Problem to solve
Report the number of lines in these entries that contain "étoiles". Write only the number.

Record extracts

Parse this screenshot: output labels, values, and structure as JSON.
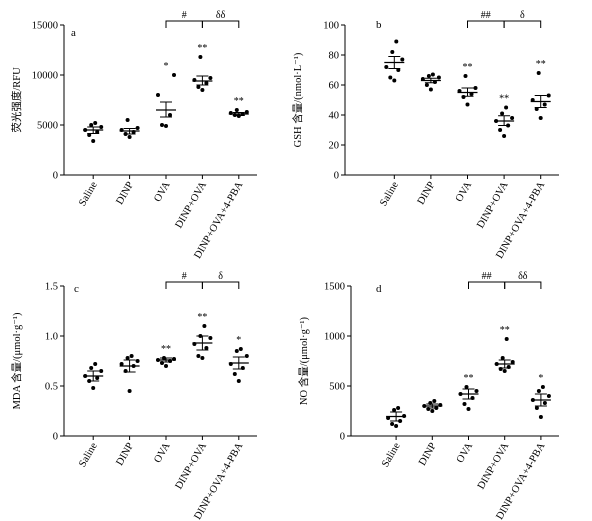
{
  "chart_data": [
    {
      "type": "scatter",
      "panel": "a",
      "ylabel": "荧光强度/RFU",
      "ylim": [
        0,
        15000
      ],
      "yticks": [
        0,
        5000,
        10000,
        15000
      ],
      "categories": [
        "Saline",
        "DINP",
        "OVA",
        "DINP+OVA",
        "DINP+OVA+4-PBA"
      ],
      "groups": [
        {
          "points": [
            3400,
            4000,
            4300,
            4500,
            4800,
            5000,
            5200
          ],
          "mean": 4500,
          "sem_low": 4150,
          "sem_high": 4800,
          "sig": ""
        },
        {
          "points": [
            3800,
            4100,
            4300,
            4500,
            4700,
            5500
          ],
          "mean": 4400,
          "sem_low": 4100,
          "sem_high": 4650,
          "sig": ""
        },
        {
          "points": [
            4900,
            5000,
            6000,
            8000,
            10000
          ],
          "mean": 6500,
          "sem_low": 5800,
          "sem_high": 7300,
          "sig": "*"
        },
        {
          "points": [
            8500,
            8800,
            9200,
            9500,
            9700,
            11800
          ],
          "mean": 9400,
          "sem_low": 9000,
          "sem_high": 9900,
          "sig": "**"
        },
        {
          "points": [
            5900,
            6000,
            6100,
            6200,
            6300,
            6500
          ],
          "mean": 6100,
          "sem_low": 5950,
          "sem_high": 6250,
          "sig": "**"
        }
      ],
      "brackets": [
        {
          "from": 2,
          "to": 3,
          "label": "#"
        },
        {
          "from": 3,
          "to": 4,
          "label": "δδ"
        }
      ]
    },
    {
      "type": "scatter",
      "panel": "b",
      "ylabel": "GSH 含量/(nmol·L⁻¹)",
      "ylim": [
        0,
        100
      ],
      "yticks": [
        0,
        20,
        40,
        60,
        80,
        100
      ],
      "categories": [
        "Saline",
        "DINP",
        "OVA",
        "DINP+OVA",
        "DINP+OVA+4-PBA"
      ],
      "groups": [
        {
          "points": [
            63,
            65,
            70,
            72,
            77,
            82,
            89
          ],
          "mean": 75,
          "sem_low": 71,
          "sem_high": 79,
          "sig": ""
        },
        {
          "points": [
            57,
            60,
            62,
            64,
            65,
            66,
            67
          ],
          "mean": 63,
          "sem_low": 61.5,
          "sem_high": 64.5,
          "sig": ""
        },
        {
          "points": [
            47,
            52,
            54,
            56,
            58,
            66
          ],
          "mean": 55,
          "sem_low": 52.5,
          "sem_high": 58,
          "sig": "**"
        },
        {
          "points": [
            26,
            30,
            33,
            36,
            38,
            41,
            45
          ],
          "mean": 36,
          "sem_low": 33,
          "sem_high": 39.5,
          "sig": "**"
        },
        {
          "points": [
            38,
            44,
            47,
            50,
            53,
            68
          ],
          "mean": 49,
          "sem_low": 45,
          "sem_high": 53,
          "sig": "**"
        }
      ],
      "brackets": [
        {
          "from": 2,
          "to": 3,
          "label": "##"
        },
        {
          "from": 3,
          "to": 4,
          "label": "δ"
        }
      ]
    },
    {
      "type": "scatter",
      "panel": "c",
      "ylabel": "MDA 含量/(μmol·g⁻¹)",
      "ylim": [
        0,
        1.5
      ],
      "yticks": [
        "0",
        "0.5",
        "1.0",
        "1.5"
      ],
      "categories": [
        "Saline",
        "DINP",
        "OVA",
        "DINP+OVA",
        "DINP+OVA+4-PBA"
      ],
      "groups": [
        {
          "points": [
            0.48,
            0.55,
            0.58,
            0.6,
            0.65,
            0.68,
            0.72
          ],
          "mean": 0.6,
          "sem_low": 0.55,
          "sem_high": 0.65,
          "sig": ""
        },
        {
          "points": [
            0.45,
            0.65,
            0.7,
            0.72,
            0.75,
            0.78,
            0.8
          ],
          "mean": 0.7,
          "sem_low": 0.64,
          "sem_high": 0.76,
          "sig": ""
        },
        {
          "points": [
            0.7,
            0.73,
            0.75,
            0.76,
            0.77,
            0.78
          ],
          "mean": 0.76,
          "sem_low": 0.74,
          "sem_high": 0.78,
          "sig": "**"
        },
        {
          "points": [
            0.78,
            0.8,
            0.88,
            0.92,
            0.98,
            1.0,
            1.1
          ],
          "mean": 0.93,
          "sem_low": 0.86,
          "sem_high": 1.0,
          "sig": "**"
        },
        {
          "points": [
            0.55,
            0.62,
            0.68,
            0.72,
            0.8,
            0.85,
            0.87
          ],
          "mean": 0.73,
          "sem_low": 0.67,
          "sem_high": 0.79,
          "sig": "*"
        }
      ],
      "brackets": [
        {
          "from": 2,
          "to": 3,
          "label": "#"
        },
        {
          "from": 3,
          "to": 4,
          "label": "δ"
        }
      ]
    },
    {
      "type": "scatter",
      "panel": "d",
      "ylabel": "NO 含量/(μmol·g⁻¹)",
      "ylim": [
        0,
        1500
      ],
      "yticks": [
        0,
        500,
        1000,
        1500
      ],
      "categories": [
        "Saline",
        "DINP",
        "OVA",
        "DINP+OVA",
        "DINP+OVA+4-PBA"
      ],
      "groups": [
        {
          "points": [
            100,
            120,
            150,
            180,
            200,
            260,
            280
          ],
          "mean": 195,
          "sem_low": 150,
          "sem_high": 240,
          "sig": ""
        },
        {
          "points": [
            250,
            270,
            280,
            300,
            310,
            330,
            350
          ],
          "mean": 300,
          "sem_low": 280,
          "sem_high": 320,
          "sig": ""
        },
        {
          "points": [
            270,
            320,
            380,
            420,
            450,
            490
          ],
          "mean": 420,
          "sem_low": 370,
          "sem_high": 470,
          "sig": "**"
        },
        {
          "points": [
            650,
            670,
            690,
            720,
            740,
            780,
            970
          ],
          "mean": 720,
          "sem_low": 680,
          "sem_high": 760,
          "sig": "**"
        },
        {
          "points": [
            190,
            280,
            330,
            360,
            400,
            450,
            490
          ],
          "mean": 360,
          "sem_low": 300,
          "sem_high": 420,
          "sig": "*"
        }
      ],
      "brackets": [
        {
          "from": 2,
          "to": 3,
          "label": "##"
        },
        {
          "from": 3,
          "to": 4,
          "label": "δδ"
        }
      ]
    }
  ]
}
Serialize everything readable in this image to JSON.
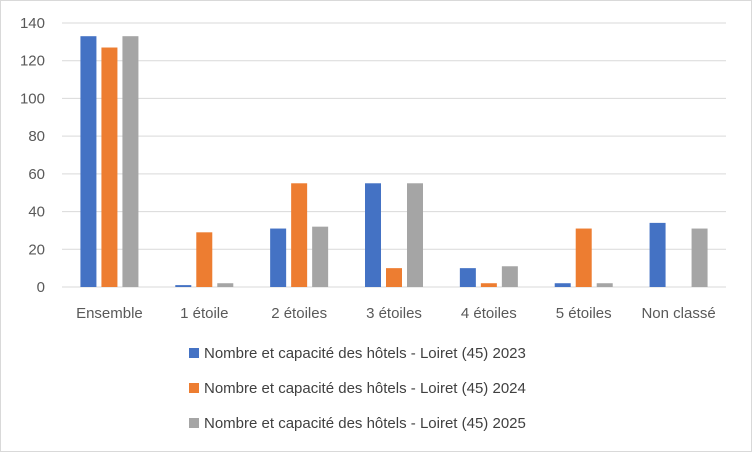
{
  "chart_data": {
    "type": "bar",
    "categories": [
      "Ensemble",
      "1 étoile",
      "2 étoiles",
      "3 étoiles",
      "4 étoiles",
      "5 étoiles",
      "Non classé"
    ],
    "series": [
      {
        "name": "Nombre et capacité des hôtels - Loiret (45) 2023",
        "color": "#4472c4",
        "values": [
          133,
          1,
          31,
          55,
          10,
          2,
          34
        ]
      },
      {
        "name": "Nombre et capacité des hôtels - Loiret (45) 2024",
        "color": "#ed7d31",
        "values": [
          127,
          29,
          55,
          10,
          2,
          31,
          0
        ]
      },
      {
        "name": "Nombre et capacité des hôtels - Loiret (45) 2025",
        "color": "#a5a5a5",
        "values": [
          133,
          2,
          32,
          55,
          11,
          2,
          31
        ]
      }
    ],
    "yticks": [
      "0",
      "20",
      "40",
      "60",
      "80",
      "100",
      "120",
      "140"
    ],
    "ylim": [
      0,
      140
    ],
    "grid": true,
    "legend_position": "bottom"
  }
}
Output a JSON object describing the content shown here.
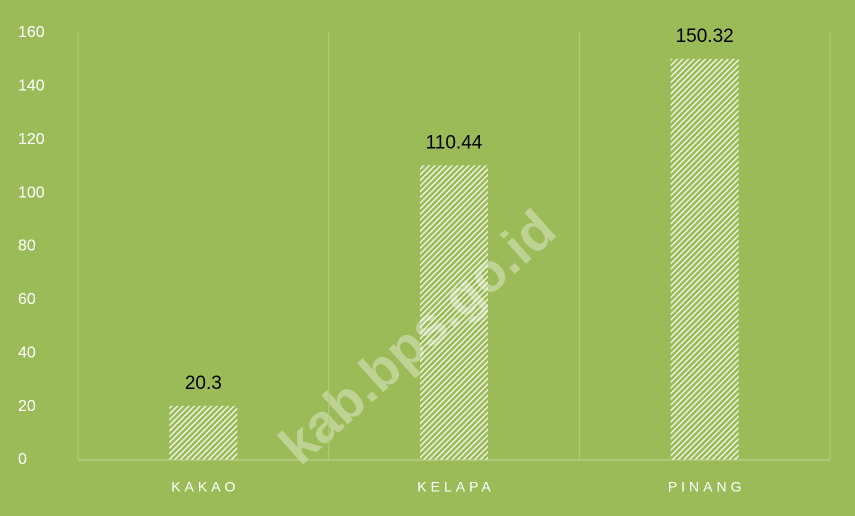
{
  "chart_data": {
    "type": "bar",
    "categories": [
      "KAKAO",
      "KELAPA",
      "PINANG"
    ],
    "values": [
      20.3,
      110.44,
      150.32
    ],
    "color": "#ffffff",
    "background": "#9bbb59",
    "ylim": [
      0,
      160
    ],
    "yticks": [
      0,
      20,
      40,
      60,
      80,
      100,
      120,
      140,
      160
    ],
    "grid": "vertical",
    "hatch": true,
    "watermark": "kab.bps.go.id"
  }
}
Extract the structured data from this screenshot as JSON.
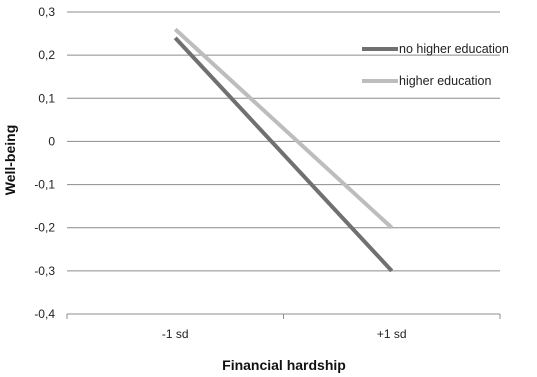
{
  "chart_data": {
    "type": "line",
    "title": "",
    "xlabel": "Financial hardship",
    "ylabel": "Well-being",
    "categories": [
      "-1 sd",
      "+1 sd"
    ],
    "yticks": [
      "0,3",
      "0,2",
      "0,1",
      "0",
      "-0,1",
      "-0,2",
      "-0,3",
      "-0,4"
    ],
    "ylim": [
      -0.4,
      0.3
    ],
    "grid": true,
    "legend_position": "top-right",
    "series": [
      {
        "name": "no higher education",
        "values": [
          0.24,
          -0.3
        ],
        "color": "#707070"
      },
      {
        "name": "higher education",
        "values": [
          0.26,
          -0.2
        ],
        "color": "#bdbdbd"
      }
    ]
  }
}
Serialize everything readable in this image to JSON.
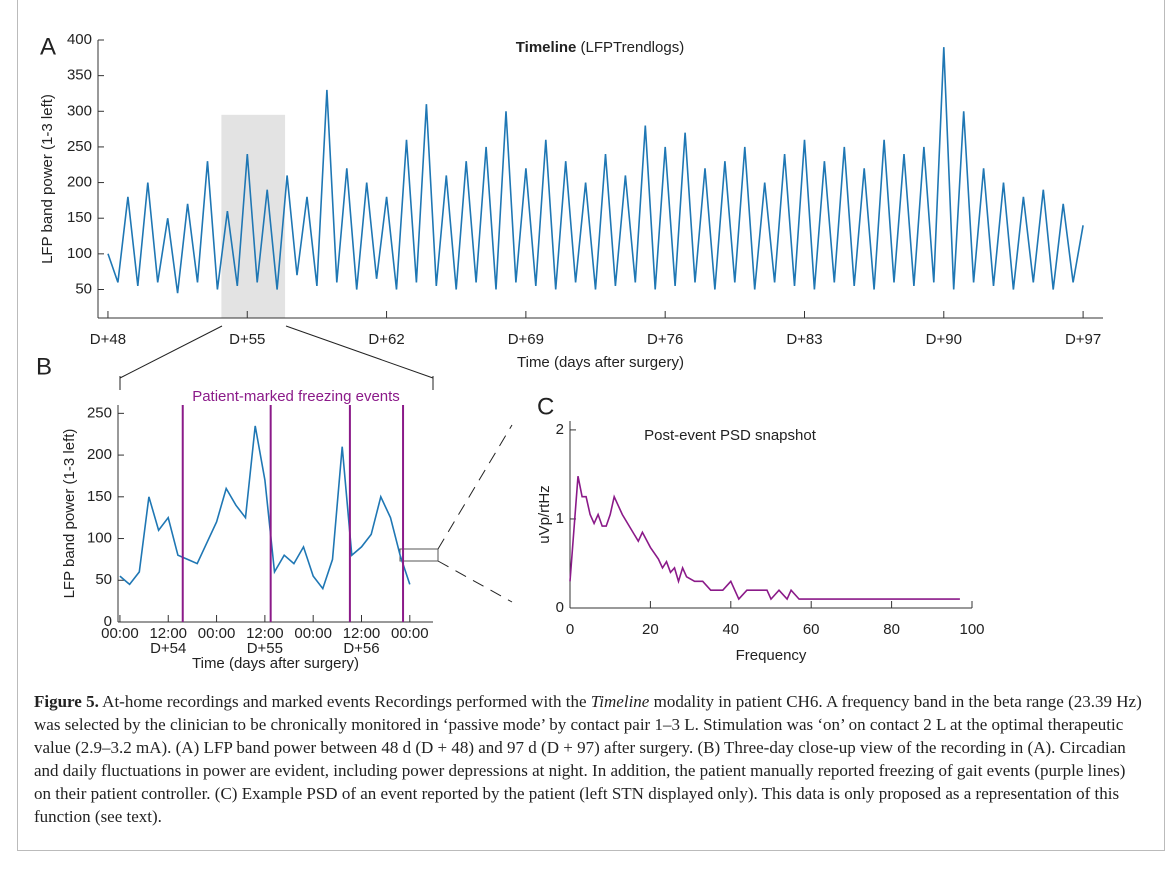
{
  "chart_data": [
    {
      "type": "line",
      "panel_label": "A",
      "title": "Timeline",
      "subtitle": "(LFPTrendlogs)",
      "xlabel": "Time (days after surgery)",
      "ylabel": "LFP band power (1-3 left)",
      "color": "#1f77b4",
      "xlim": [
        47.5,
        98
      ],
      "ylim": [
        10,
        400
      ],
      "xticks": [
        {
          "value": 48,
          "label": "D+48"
        },
        {
          "value": 55,
          "label": "D+55"
        },
        {
          "value": 62,
          "label": "D+62"
        },
        {
          "value": 69,
          "label": "D+69"
        },
        {
          "value": 76,
          "label": "D+76"
        },
        {
          "value": 83,
          "label": "D+83"
        },
        {
          "value": 90,
          "label": "D+90"
        },
        {
          "value": 97,
          "label": "D+97"
        }
      ],
      "yticks": [
        50,
        100,
        150,
        200,
        250,
        300,
        350,
        400
      ],
      "highlight_range": [
        53.7,
        56.9
      ],
      "highlight_top": 295,
      "x": [
        48,
        48.5,
        49,
        49.5,
        50,
        50.5,
        51,
        51.5,
        52,
        52.5,
        53,
        53.5,
        54,
        54.5,
        55,
        55.5,
        56,
        56.5,
        57,
        57.5,
        58,
        58.5,
        59,
        59.5,
        60,
        60.5,
        61,
        61.5,
        62,
        62.5,
        63,
        63.5,
        64,
        64.5,
        65,
        65.5,
        66,
        66.5,
        67,
        67.5,
        68,
        68.5,
        69,
        69.5,
        70,
        70.5,
        71,
        71.5,
        72,
        72.5,
        73,
        73.5,
        74,
        74.5,
        75,
        75.5,
        76,
        76.5,
        77,
        77.5,
        78,
        78.5,
        79,
        79.5,
        80,
        80.5,
        81,
        81.5,
        82,
        82.5,
        83,
        83.5,
        84,
        84.5,
        85,
        85.5,
        86,
        86.5,
        87,
        87.5,
        88,
        88.5,
        89,
        89.5,
        90,
        90.5,
        91,
        91.5,
        92,
        92.5,
        93,
        93.5,
        94,
        94.5,
        95,
        95.5,
        96,
        96.5,
        97
      ],
      "values": [
        100,
        60,
        180,
        55,
        200,
        60,
        150,
        45,
        170,
        60,
        230,
        50,
        160,
        55,
        240,
        60,
        190,
        50,
        210,
        70,
        180,
        55,
        330,
        60,
        220,
        50,
        200,
        65,
        180,
        50,
        260,
        60,
        310,
        55,
        210,
        50,
        230,
        60,
        250,
        50,
        300,
        60,
        220,
        55,
        260,
        50,
        230,
        60,
        200,
        50,
        240,
        55,
        210,
        60,
        280,
        50,
        250,
        55,
        270,
        60,
        220,
        50,
        230,
        60,
        250,
        50,
        200,
        60,
        240,
        55,
        260,
        50,
        230,
        60,
        250,
        55,
        220,
        50,
        260,
        60,
        240,
        55,
        250,
        60,
        390,
        50,
        300,
        60,
        220,
        55,
        200,
        50,
        180,
        60,
        190,
        50,
        170,
        60,
        140
      ]
    },
    {
      "type": "line",
      "panel_label": "B",
      "title": "Patient-marked freezing events",
      "title_color": "#8b1a89",
      "xlabel": "Time (days after surgery)",
      "ylabel": "LFP band power (1-3 left)",
      "color": "#1f77b4",
      "xlim": [
        53.98,
        57.24
      ],
      "ylim": [
        0,
        260
      ],
      "xticks": [
        {
          "value": 54,
          "label": "00:00"
        },
        {
          "value": 54.5,
          "label": "12:00"
        },
        {
          "value": 55,
          "label": "00:00"
        },
        {
          "value": 55.5,
          "label": "12:00"
        },
        {
          "value": 56,
          "label": "00:00"
        },
        {
          "value": 56.5,
          "label": "12:00"
        },
        {
          "value": 57,
          "label": "00:00"
        }
      ],
      "x_day_ticks": [
        {
          "value": 54.5,
          "label": "D+54"
        },
        {
          "value": 55.5,
          "label": "D+55"
        },
        {
          "value": 56.5,
          "label": "D+56"
        }
      ],
      "yticks": [
        0,
        50,
        100,
        150,
        200,
        250
      ],
      "events": [
        54.65,
        55.56,
        56.38,
        56.93
      ],
      "event_color": "#8b1a89",
      "x": [
        54.0,
        54.1,
        54.2,
        54.3,
        54.4,
        54.5,
        54.6,
        54.7,
        54.8,
        54.9,
        55.0,
        55.1,
        55.2,
        55.3,
        55.4,
        55.5,
        55.6,
        55.7,
        55.8,
        55.9,
        56.0,
        56.1,
        56.2,
        56.3,
        56.4,
        56.5,
        56.6,
        56.7,
        56.8,
        56.9,
        57.0
      ],
      "values": [
        55,
        45,
        60,
        150,
        110,
        125,
        80,
        75,
        70,
        95,
        120,
        160,
        140,
        125,
        235,
        170,
        60,
        80,
        70,
        90,
        55,
        40,
        75,
        210,
        80,
        90,
        105,
        150,
        125,
        80,
        45
      ]
    },
    {
      "type": "line",
      "panel_label": "C",
      "title": "Post-event PSD snapshot",
      "xlabel": "Frequency",
      "ylabel": "uVp/rtHz",
      "color": "#8b1a89",
      "xlim": [
        0,
        100
      ],
      "ylim": [
        0,
        2.1
      ],
      "xticks": [
        0,
        20,
        40,
        60,
        80,
        100
      ],
      "yticks": [
        0,
        1,
        2
      ],
      "x": [
        0,
        2,
        3,
        4,
        5,
        6,
        7,
        8,
        9,
        10,
        11,
        13,
        15,
        17,
        18,
        20,
        22,
        23,
        24,
        25,
        26,
        27,
        28,
        29,
        31,
        33,
        35,
        38,
        40,
        42,
        44,
        46,
        49,
        50,
        52,
        54,
        55,
        57,
        60,
        97
      ],
      "values": [
        0.3,
        1.48,
        1.25,
        1.25,
        1.05,
        0.95,
        1.05,
        0.92,
        0.92,
        1.05,
        1.25,
        1.05,
        0.9,
        0.75,
        0.85,
        0.68,
        0.55,
        0.45,
        0.52,
        0.4,
        0.45,
        0.3,
        0.45,
        0.35,
        0.3,
        0.3,
        0.2,
        0.2,
        0.3,
        0.1,
        0.2,
        0.2,
        0.2,
        0.1,
        0.2,
        0.1,
        0.2,
        0.1,
        0.1,
        0.1
      ]
    }
  ],
  "caption": {
    "label": "Figure 5.",
    "text_parts": [
      "At-home recordings and marked events Recordings performed with the",
      "Timeline",
      "modality in patient CH6. A frequency band in the beta range (23.39 Hz) was selected by the clinician to be chronically monitored in ‘passive mode’ by contact pair 1–3 L. Stimulation was ‘on’ on contact 2 L at the optimal therapeutic value (2.9–3.2 mA). (A) LFP band power between 48 d (D + 48) and 97 d (D + 97) after surgery. (B) Three-day close-up view of the recording in (A). Circadian and daily fluctuations in power are evident, including power depressions at night. In addition, the patient manually reported freezing of gait events (purple lines) on their patient controller. (C) Example PSD of an event reported by the patient (left STN displayed only). This data is only proposed as a representation of this function (see text)."
    ]
  }
}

Response to the task
4